##### DATA FOR THIS EXERCISE

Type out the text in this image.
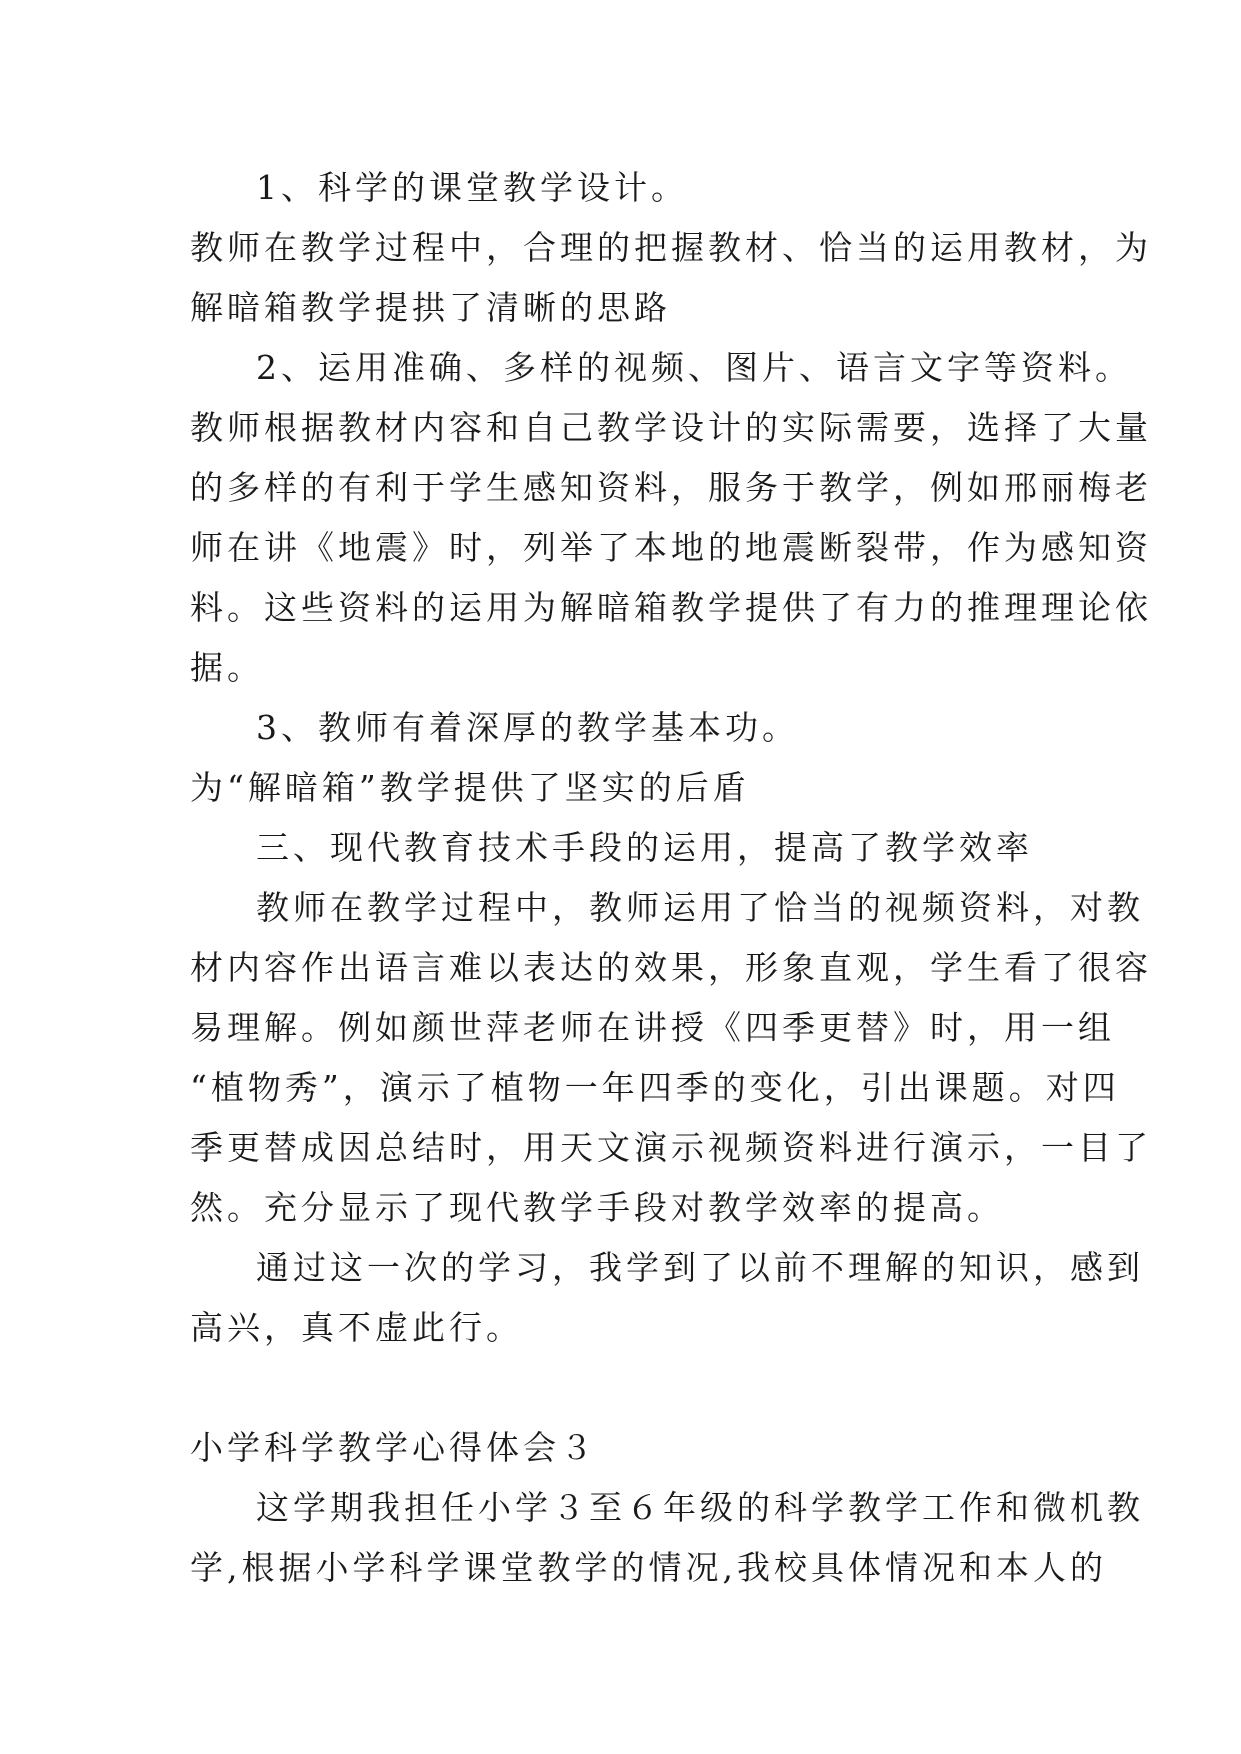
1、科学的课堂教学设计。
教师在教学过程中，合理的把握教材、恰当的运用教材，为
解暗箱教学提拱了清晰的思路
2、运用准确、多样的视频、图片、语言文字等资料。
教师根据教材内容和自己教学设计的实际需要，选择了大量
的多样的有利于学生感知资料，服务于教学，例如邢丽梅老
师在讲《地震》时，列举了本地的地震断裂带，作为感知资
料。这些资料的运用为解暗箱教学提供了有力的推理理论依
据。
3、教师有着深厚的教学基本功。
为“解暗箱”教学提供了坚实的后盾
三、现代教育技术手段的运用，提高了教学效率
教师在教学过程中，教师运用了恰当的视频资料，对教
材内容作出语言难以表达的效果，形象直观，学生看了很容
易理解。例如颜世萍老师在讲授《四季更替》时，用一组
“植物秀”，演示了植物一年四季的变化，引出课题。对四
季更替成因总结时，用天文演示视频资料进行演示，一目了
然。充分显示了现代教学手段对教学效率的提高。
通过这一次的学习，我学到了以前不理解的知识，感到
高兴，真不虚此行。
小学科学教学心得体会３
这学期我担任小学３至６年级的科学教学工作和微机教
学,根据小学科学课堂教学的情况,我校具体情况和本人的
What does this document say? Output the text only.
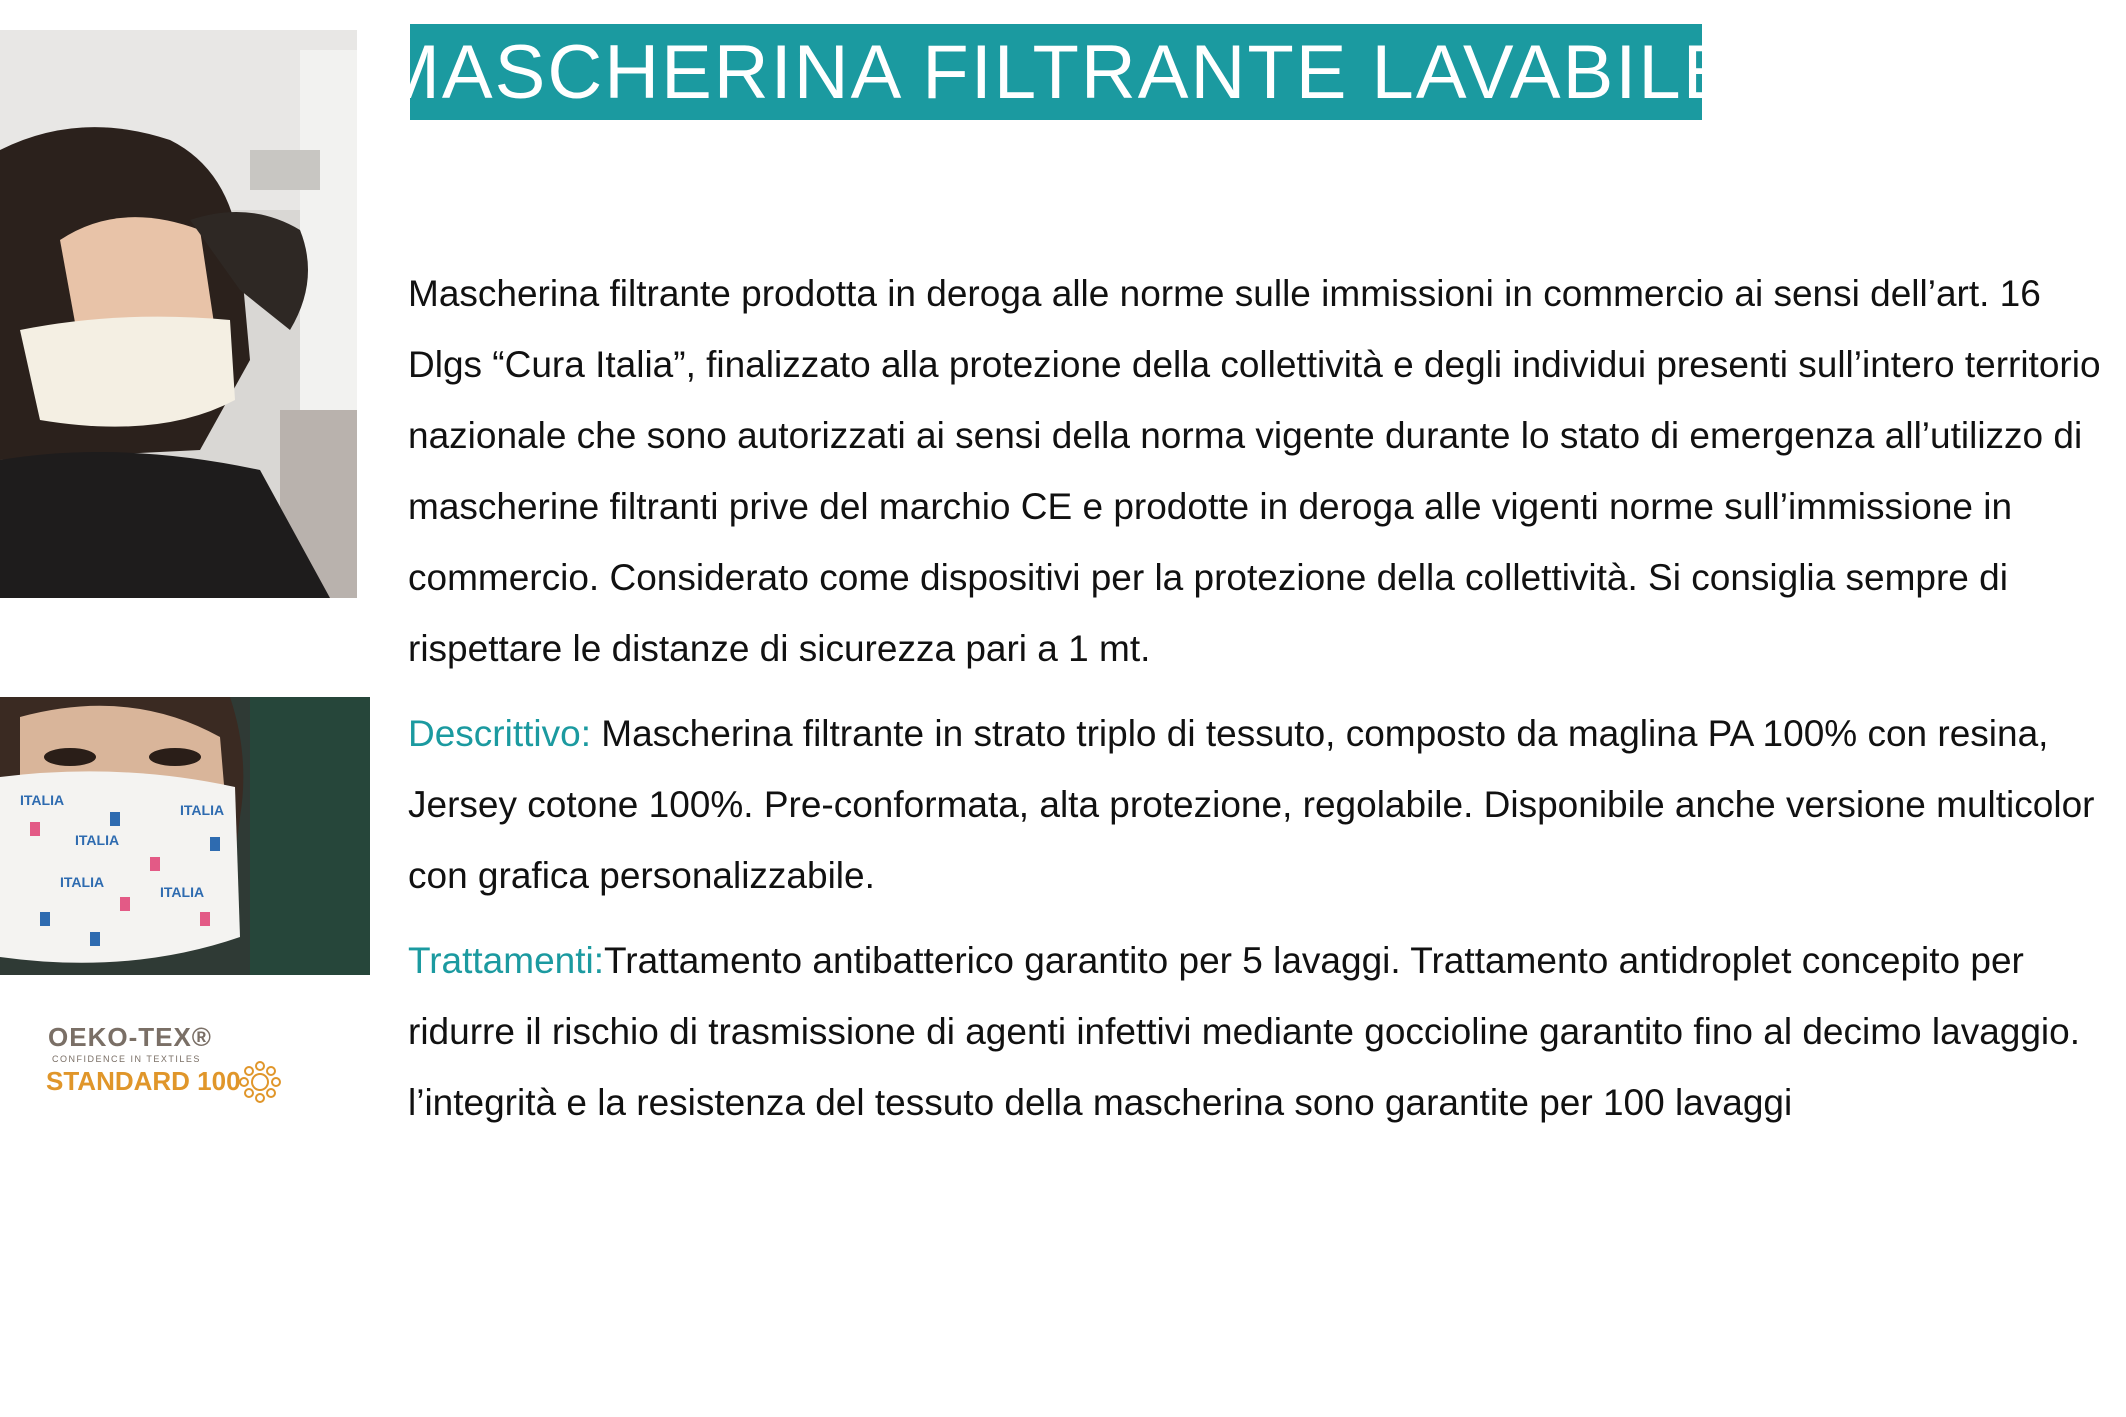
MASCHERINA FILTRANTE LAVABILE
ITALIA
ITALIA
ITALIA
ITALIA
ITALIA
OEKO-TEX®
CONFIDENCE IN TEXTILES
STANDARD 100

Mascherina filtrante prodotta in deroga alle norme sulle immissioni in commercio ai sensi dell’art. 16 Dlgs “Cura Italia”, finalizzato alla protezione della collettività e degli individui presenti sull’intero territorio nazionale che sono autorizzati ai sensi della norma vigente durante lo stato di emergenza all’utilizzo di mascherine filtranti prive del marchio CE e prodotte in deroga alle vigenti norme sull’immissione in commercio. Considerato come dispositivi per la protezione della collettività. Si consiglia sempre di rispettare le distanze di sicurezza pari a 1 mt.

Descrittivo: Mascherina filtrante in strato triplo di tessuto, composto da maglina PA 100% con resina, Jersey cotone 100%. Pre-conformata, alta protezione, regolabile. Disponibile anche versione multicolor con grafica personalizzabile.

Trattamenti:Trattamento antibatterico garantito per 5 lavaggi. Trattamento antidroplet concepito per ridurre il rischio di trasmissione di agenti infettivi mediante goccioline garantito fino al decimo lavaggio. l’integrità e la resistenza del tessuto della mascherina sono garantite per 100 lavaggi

##########

> **INSTRUCTION**: Scan the material above. Copy each line where "tessuto" occurs.

> **EXPECTED OUTPUT**:
Descrittivo: Mascherina filtrante in strato triplo di tessuto, composto da maglina PA 100% con resina, Jersey cotone 100%. Pre-conformata, alta protezione, regolabile. Disponibile anche versione multicolor con grafica personalizzabile.
Trattamenti:Trattamento antibatterico garantito per 5 lavaggi. Trattamento antidroplet concepito per ridurre il rischio di trasmissione di agenti infettivi mediante goccioline garantito fino al decimo lavaggio. l’integrità e la resistenza del tessuto della mascherina sono garantite per 100 lavaggi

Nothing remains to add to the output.